Soul food feast

in random

Food prep

Compared to the Thai curry this meal was a dream to make. I already had most of the ingredients, and I was able to (with permission) take the remainder from Alanna and Casey’s stock. Chicken-fried steak is a steak fried like a chicken, so you call it “chicken-fried” (do you see a trend here?). It’s an American/Deep South/soul food, all of which means that you take meat selection, add breacrumbs, sprinkle with spices, deep fry to satisfaction, and serve it with some kind of heavy cream.

All of the ingredients used in this meal can be handily found around Galway City. My only caveats are that I prefer fresh ingredients, and that the spices in Asiatic are cheaper (less than half the price) than the muck in Tesco and Dunnes.

> [Problem set]:
- 1) Copy the soul food post from "All of the ingredients" to "Tesco and Dunnes.", swapping "Galway City" for "Dublin".
- 2) According to the soul food post, which shop sells spices for less than half the price of those at Tesco and Dunnes?
The records come from a different source than the soul food post.

> [Given entries]:

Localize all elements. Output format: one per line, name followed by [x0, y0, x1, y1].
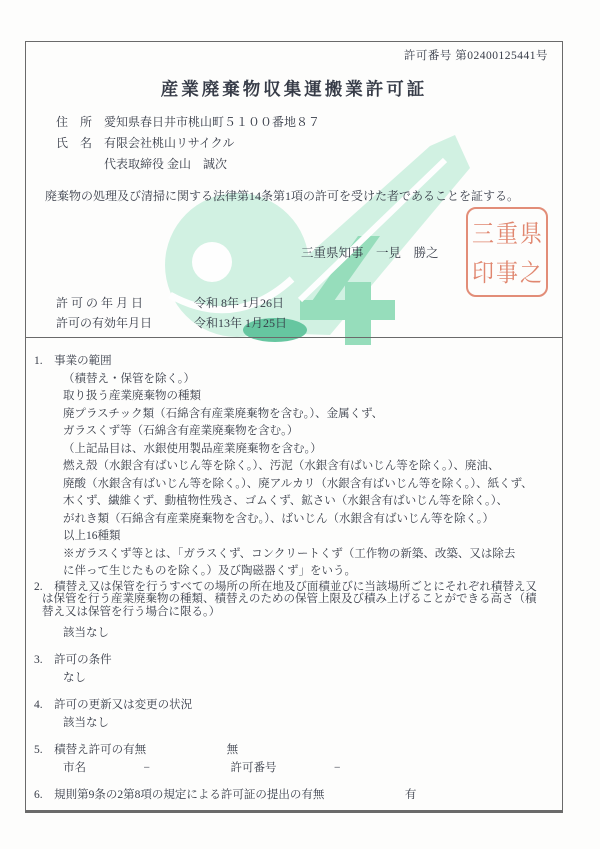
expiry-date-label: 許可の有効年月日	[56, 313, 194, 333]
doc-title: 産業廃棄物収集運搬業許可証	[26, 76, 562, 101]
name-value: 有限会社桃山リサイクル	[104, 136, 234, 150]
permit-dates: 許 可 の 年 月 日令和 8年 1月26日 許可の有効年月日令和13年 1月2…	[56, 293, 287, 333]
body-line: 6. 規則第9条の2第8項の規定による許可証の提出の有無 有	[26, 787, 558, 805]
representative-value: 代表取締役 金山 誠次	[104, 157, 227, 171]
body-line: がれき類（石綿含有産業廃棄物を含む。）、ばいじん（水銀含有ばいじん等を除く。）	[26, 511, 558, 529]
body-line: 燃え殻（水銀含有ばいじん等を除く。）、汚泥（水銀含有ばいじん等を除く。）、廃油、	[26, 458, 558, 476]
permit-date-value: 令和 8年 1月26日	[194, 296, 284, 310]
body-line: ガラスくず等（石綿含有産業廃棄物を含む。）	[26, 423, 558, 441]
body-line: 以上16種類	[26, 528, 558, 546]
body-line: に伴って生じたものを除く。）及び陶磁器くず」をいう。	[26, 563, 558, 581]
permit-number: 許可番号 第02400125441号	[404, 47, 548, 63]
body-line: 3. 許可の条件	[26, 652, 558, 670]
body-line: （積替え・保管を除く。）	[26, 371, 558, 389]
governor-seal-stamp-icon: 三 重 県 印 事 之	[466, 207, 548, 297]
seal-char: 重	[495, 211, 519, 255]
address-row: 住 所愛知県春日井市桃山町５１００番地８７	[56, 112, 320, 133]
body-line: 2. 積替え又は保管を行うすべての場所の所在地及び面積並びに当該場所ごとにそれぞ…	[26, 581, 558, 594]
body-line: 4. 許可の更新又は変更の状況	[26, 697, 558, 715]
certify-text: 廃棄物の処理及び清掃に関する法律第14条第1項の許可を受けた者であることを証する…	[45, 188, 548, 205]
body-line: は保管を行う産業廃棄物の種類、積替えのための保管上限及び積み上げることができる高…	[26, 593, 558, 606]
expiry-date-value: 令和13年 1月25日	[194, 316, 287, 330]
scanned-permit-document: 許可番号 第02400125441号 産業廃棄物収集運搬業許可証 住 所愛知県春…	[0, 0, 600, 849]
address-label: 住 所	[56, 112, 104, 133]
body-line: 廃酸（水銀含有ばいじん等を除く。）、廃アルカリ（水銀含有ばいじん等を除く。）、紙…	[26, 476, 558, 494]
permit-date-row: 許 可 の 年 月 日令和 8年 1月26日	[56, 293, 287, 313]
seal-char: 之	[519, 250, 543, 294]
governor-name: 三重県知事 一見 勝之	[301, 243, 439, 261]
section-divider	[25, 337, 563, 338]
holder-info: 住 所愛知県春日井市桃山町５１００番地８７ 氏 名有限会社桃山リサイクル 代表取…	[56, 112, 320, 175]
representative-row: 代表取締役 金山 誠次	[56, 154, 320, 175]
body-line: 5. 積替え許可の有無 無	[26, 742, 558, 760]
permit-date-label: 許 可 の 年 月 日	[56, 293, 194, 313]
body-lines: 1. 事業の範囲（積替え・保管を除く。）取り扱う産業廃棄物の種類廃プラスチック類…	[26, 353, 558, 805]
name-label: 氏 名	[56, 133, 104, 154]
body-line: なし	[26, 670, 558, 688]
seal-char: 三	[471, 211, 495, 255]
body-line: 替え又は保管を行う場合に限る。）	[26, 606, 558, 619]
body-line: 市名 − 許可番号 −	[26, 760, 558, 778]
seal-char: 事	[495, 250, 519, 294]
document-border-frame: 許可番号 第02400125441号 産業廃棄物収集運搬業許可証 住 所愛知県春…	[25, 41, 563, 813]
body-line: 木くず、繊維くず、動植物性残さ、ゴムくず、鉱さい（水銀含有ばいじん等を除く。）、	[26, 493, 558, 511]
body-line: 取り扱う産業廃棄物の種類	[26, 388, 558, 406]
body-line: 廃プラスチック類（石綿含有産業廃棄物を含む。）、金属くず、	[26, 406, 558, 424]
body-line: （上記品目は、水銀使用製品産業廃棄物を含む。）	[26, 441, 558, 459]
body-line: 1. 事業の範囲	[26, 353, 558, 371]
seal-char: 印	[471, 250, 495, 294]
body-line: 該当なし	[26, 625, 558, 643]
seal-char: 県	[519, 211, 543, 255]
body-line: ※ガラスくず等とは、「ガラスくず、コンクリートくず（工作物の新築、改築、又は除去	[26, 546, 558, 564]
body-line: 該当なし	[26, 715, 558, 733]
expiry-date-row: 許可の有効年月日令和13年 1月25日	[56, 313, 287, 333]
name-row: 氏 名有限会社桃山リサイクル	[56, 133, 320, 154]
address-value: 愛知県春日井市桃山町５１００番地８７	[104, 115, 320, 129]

> [Answers to the problems]:
- 1)
All of the ingredients used in this meal can be handily found around Dublin. My only caveats are that I prefer fresh ingredients, and that the spices in Asiatic are cheaper (less than half the price) than the muck in Tesco and Dunnes.

- 2) Asiatic